» Exercise task: Go through the listing below and gather every line with the word "include".

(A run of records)
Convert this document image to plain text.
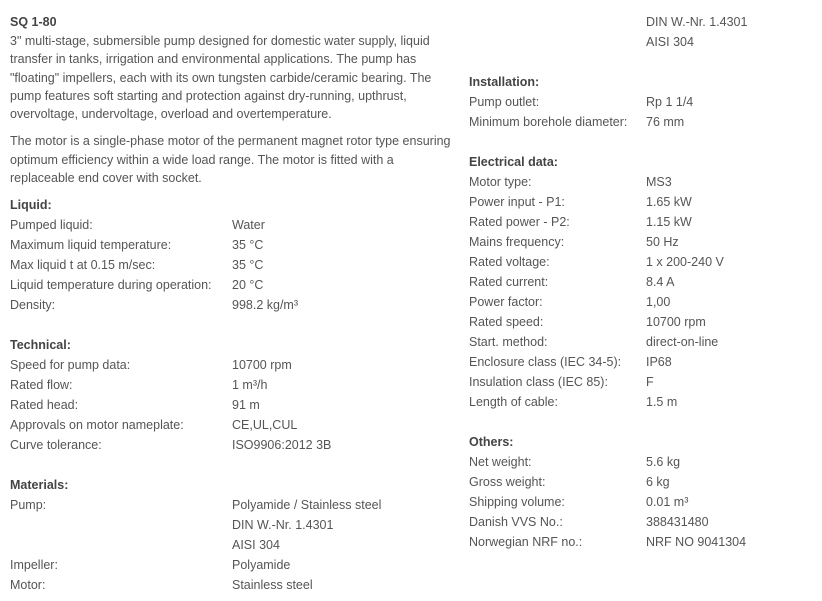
SQ 1-80

3" multi-stage, submersible pump designed for domestic water supply, liquid transfer in tanks, irrigation and environmental applications. The pump has "floating" impellers, each with its own tungsten carbide/ceramic bearing. The pump features soft starting and protection against dry-running, upthrust, overvoltage, undervoltage, overload and overtemperature.

The motor is a single-phase motor of the permanent magnet rotor type ensuring optimum efficiency within a wide load range. The motor is fitted with a replaceable end cover with socket.

Liquid:
Pumped liquid:	Water
Maximum liquid temperature:	35 °C
Max liquid t at 0.15 m/sec:	35 °C
Liquid temperature during operation:	20 °C
Density:	998.2 kg/m³
Technical:
Speed for pump data:	10700 rpm
Rated flow:	1 m³/h
Rated head:	91 m
Approvals on motor nameplate:	CE,UL,CUL
Curve tolerance:	ISO9906:2012 3B
Materials:
Pump:	Polyamide / Stainless steel
DIN W.-Nr. 1.4301
AISI 304
Impeller:	Polyamide
Motor:	Stainless steel
DIN W.-Nr. 1.4301
AISI 304
Installation:
Pump outlet:	Rp 1 1/4
Minimum borehole diameter:	76 mm
Electrical data:
Motor type:	MS3
Power input - P1:	1.65 kW
Rated power - P2:	1.15 kW
Mains frequency:	50 Hz
Rated voltage:	1 x 200-240 V
Rated current:	8.4 A
Power factor:	1,00
Rated speed:	10700 rpm
Start. method:	direct-on-line
Enclosure class (IEC 34-5):	IP68
Insulation class (IEC 85):	F
Length of cable:	1.5 m
Others:
Net weight:	5.6 kg
Gross weight:	6 kg
Shipping volume:	0.01 m³
Danish VVS No.:	388431480
Norwegian NRF no.:	NRF NO 9041304
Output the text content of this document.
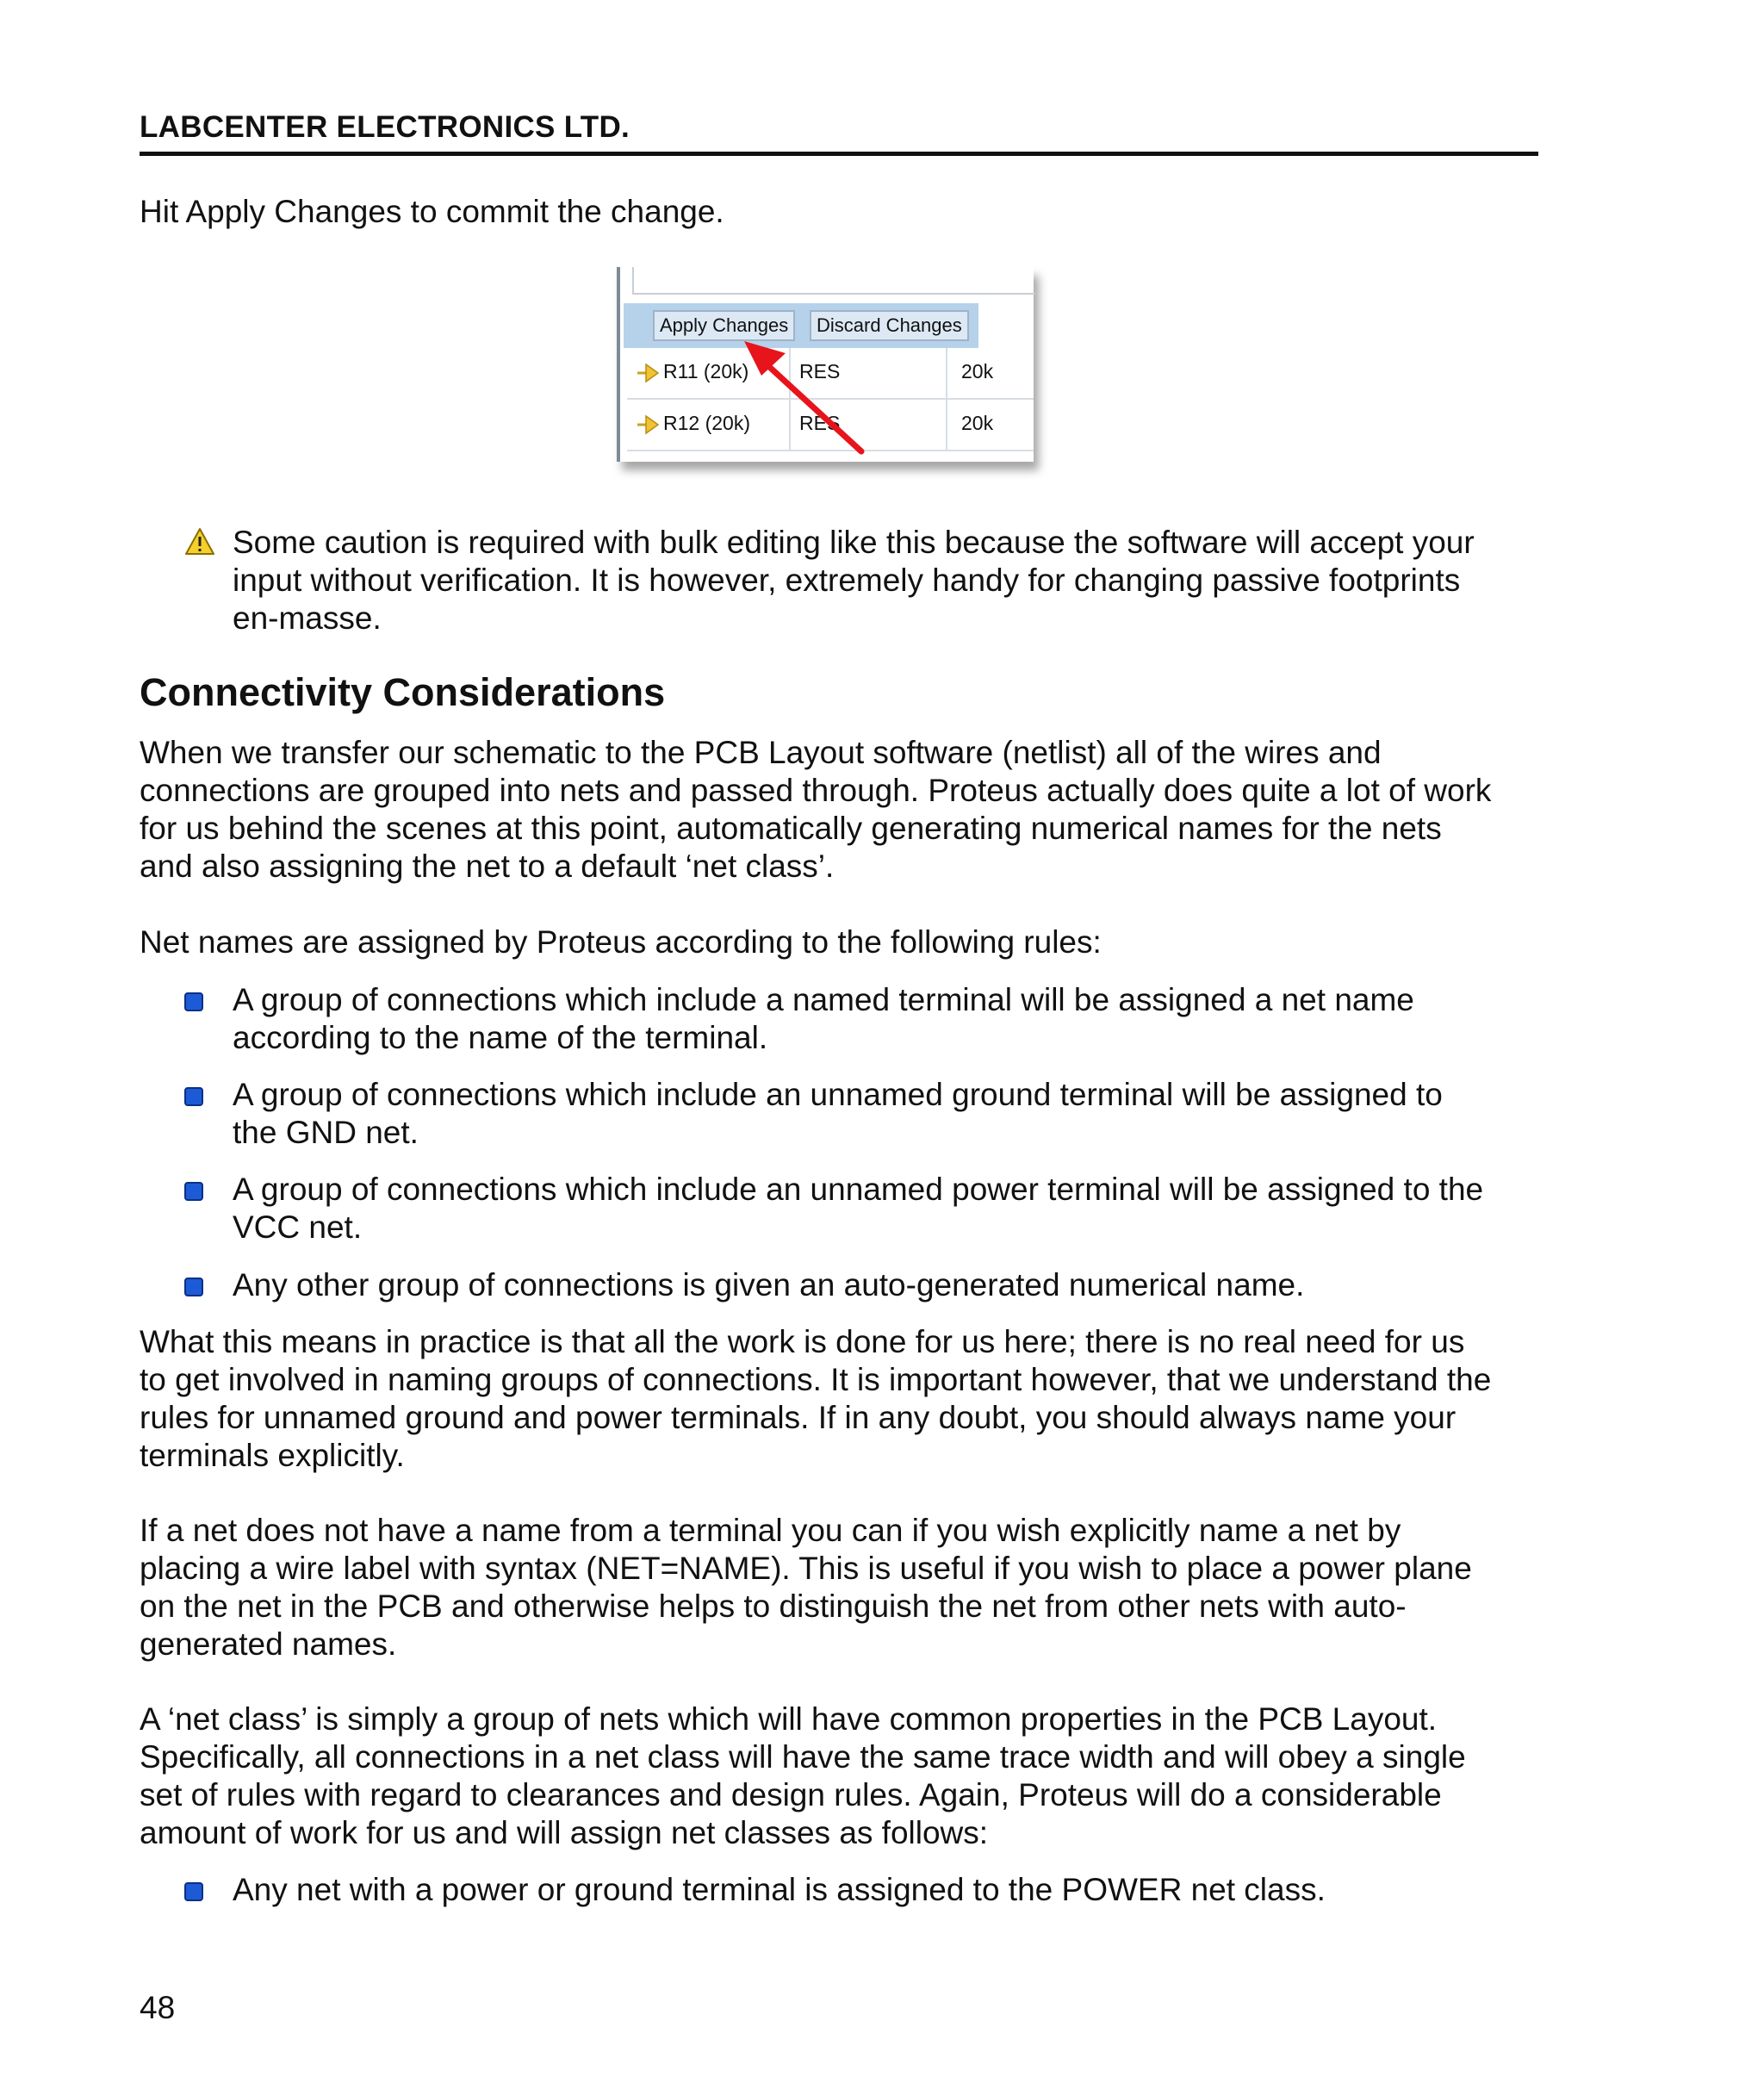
LABCENTER ELECTRONICS LTD.
Hit Apply Changes to commit the change.
Apply Changes	Discard Changes
R11 (20k)	RES	20k
R12 (20k) RES	20k
Some caution is required with bulk editing like this because the software will accept your
input without verification. It is however, extremely handy for changing passive footprints
en-masse.
Connectivity Considerations
When we transfer our schematic to the PCB Layout software (netlist) all of the wires and
connections are grouped into nets and passed through. Proteus actually does quite a lot of work
for us behind the scenes at this point, automatically generating numerical names for the nets
and also assigning the net to a default ‘net class’.
Net names are assigned by Proteus according to the following rules:
A group of connections which include a named terminal will be assigned a net name
according to the name of the terminal.
A group of connections which include an unnamed ground terminal will be assigned to
the GND net.
A group of connections which include an unnamed power terminal will be assigned to the
VCC net.
Any other group of connections is given an auto-generated numerical name.
What this means in practice is that all the work is done for us here; there is no real need for us
to get involved in naming groups of connections. It is important however, that we understand the
rules for unnamed ground and power terminals. If in any doubt, you should always name your
terminals explicitly.
If a net does not have a name from a terminal you can if you wish explicitly name a net by
placing a wire label with syntax (NET=NAME). This is useful if you wish to place a power plane
on the net in the PCB and otherwise helps to distinguish the net from other nets with auto-
generated names.
A ‘net class’ is simply a group of nets which will have common properties in the PCB Layout.
Specifically, all connections in a net class will have the same trace width and will obey a single
set of rules with regard to clearances and design rules. Again, Proteus will do a considerable
amount of work for us and will assign net classes as follows:
Any net with a power or ground terminal is assigned to the POWER net class.
48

» Completed exercise:
A group of connections which include a named terminal will be assigned a net name
A group of connections which include an unnamed ground terminal will be assigned to
A group of connections which include an unnamed power terminal will be assigned to the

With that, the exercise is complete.